■ **EXERCISE DESCRIPTION**:
Every line with the string "комн" should be gathered.
---
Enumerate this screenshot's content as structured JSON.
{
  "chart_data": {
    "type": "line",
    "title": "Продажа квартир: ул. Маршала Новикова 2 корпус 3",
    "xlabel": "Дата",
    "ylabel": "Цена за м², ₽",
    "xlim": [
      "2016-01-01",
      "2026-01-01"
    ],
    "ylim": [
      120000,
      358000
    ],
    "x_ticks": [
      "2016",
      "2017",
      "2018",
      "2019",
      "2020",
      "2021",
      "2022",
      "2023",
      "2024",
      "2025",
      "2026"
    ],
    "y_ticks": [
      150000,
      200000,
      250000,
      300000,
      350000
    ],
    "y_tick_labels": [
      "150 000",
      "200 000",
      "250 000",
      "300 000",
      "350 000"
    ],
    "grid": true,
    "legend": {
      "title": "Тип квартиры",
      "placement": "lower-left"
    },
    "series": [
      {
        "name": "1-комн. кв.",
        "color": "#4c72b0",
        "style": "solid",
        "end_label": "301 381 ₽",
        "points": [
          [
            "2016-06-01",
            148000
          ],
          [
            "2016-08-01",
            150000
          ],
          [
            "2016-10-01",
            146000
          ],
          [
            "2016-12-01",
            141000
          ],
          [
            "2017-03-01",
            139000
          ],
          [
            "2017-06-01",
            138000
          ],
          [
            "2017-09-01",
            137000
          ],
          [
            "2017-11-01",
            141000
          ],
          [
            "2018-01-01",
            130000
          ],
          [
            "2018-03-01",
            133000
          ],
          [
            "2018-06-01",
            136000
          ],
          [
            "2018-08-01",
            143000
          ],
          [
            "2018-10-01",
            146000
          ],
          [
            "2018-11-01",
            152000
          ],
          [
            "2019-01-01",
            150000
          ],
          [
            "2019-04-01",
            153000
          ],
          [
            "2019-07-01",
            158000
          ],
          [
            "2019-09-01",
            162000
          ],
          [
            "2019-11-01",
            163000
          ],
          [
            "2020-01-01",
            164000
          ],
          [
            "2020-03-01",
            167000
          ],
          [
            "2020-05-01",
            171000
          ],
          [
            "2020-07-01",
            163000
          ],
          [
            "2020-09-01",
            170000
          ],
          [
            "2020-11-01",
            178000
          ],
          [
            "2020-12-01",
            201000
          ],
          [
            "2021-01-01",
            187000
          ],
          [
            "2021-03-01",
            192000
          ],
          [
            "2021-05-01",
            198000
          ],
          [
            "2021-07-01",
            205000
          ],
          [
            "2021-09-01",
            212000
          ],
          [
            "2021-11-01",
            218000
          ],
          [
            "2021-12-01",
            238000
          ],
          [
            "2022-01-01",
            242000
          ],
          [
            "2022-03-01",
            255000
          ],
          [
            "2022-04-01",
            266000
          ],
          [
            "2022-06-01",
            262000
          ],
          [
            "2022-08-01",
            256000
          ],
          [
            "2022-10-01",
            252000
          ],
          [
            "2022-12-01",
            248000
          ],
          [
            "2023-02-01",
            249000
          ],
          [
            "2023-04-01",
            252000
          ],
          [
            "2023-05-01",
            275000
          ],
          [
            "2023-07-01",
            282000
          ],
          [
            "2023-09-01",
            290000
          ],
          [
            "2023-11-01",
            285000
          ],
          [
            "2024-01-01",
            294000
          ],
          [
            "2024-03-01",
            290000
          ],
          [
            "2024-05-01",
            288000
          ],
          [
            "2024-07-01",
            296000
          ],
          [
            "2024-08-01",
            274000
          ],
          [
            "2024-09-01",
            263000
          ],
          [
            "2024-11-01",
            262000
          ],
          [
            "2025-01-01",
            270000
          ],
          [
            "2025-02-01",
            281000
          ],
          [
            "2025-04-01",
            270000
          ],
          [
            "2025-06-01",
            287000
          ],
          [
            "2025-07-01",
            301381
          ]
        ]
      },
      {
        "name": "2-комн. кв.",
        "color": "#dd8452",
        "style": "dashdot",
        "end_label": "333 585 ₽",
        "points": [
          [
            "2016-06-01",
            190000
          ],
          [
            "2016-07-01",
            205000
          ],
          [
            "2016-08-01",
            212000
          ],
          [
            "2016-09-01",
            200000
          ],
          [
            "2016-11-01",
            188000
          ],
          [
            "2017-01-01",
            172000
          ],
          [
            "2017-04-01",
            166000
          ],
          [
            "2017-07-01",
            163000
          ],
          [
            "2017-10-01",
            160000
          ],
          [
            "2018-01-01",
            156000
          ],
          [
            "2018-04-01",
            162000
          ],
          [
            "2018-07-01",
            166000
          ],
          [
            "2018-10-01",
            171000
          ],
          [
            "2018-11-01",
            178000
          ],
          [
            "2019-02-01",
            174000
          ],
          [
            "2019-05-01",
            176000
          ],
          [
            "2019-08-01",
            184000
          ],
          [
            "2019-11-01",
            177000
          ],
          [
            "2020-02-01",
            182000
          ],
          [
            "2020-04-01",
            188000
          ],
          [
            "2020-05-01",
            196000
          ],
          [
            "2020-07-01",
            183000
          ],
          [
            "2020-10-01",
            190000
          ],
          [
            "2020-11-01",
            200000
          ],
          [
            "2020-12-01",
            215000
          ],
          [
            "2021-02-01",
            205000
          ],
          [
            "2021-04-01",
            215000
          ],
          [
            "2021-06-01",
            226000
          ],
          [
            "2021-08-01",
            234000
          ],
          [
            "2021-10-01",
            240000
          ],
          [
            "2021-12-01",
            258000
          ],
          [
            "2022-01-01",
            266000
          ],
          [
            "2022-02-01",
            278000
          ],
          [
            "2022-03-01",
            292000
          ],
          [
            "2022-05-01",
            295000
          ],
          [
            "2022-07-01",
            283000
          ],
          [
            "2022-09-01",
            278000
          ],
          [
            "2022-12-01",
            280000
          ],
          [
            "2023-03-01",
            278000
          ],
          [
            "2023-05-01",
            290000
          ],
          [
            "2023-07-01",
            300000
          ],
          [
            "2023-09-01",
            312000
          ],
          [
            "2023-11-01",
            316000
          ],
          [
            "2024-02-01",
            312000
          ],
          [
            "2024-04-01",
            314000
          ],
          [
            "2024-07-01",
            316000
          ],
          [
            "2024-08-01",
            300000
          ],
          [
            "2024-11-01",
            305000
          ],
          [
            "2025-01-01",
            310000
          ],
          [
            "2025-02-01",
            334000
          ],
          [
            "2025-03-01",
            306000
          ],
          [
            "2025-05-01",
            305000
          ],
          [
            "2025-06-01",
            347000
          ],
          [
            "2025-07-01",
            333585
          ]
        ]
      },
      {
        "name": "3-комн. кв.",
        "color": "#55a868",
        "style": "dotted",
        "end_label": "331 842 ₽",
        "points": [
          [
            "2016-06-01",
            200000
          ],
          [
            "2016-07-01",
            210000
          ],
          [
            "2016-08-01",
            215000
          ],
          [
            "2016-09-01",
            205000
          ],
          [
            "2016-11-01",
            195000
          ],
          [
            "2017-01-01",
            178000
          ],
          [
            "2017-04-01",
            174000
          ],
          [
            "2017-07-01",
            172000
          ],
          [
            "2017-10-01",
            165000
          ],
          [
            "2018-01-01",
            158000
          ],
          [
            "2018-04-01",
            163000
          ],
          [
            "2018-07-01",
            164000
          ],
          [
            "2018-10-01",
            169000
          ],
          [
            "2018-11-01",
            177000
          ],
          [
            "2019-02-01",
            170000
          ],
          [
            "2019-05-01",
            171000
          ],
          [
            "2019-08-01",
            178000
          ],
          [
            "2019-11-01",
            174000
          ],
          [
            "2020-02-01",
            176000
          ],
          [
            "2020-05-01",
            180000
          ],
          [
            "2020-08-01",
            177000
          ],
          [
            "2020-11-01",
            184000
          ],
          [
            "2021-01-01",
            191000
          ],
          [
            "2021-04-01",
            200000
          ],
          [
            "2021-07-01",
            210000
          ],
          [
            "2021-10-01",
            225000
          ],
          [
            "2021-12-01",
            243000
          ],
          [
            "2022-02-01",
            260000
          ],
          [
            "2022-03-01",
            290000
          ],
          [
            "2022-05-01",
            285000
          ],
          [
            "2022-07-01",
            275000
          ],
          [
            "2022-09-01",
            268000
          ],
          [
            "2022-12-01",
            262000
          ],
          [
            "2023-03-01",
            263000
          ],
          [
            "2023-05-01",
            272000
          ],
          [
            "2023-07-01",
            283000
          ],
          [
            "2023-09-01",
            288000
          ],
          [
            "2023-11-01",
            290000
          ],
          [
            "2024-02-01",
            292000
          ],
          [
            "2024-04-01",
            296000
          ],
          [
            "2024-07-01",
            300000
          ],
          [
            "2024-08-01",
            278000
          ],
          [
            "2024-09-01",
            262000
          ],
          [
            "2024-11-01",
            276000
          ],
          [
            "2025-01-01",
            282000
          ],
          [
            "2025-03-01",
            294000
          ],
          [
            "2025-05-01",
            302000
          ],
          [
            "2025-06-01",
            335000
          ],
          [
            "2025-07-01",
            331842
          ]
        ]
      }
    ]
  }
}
---
■ **COMPLETE OUTPUT**:
        "name": "1-комн. кв.",
        "name": "2-комн. кв.",
        "name": "3-комн. кв.",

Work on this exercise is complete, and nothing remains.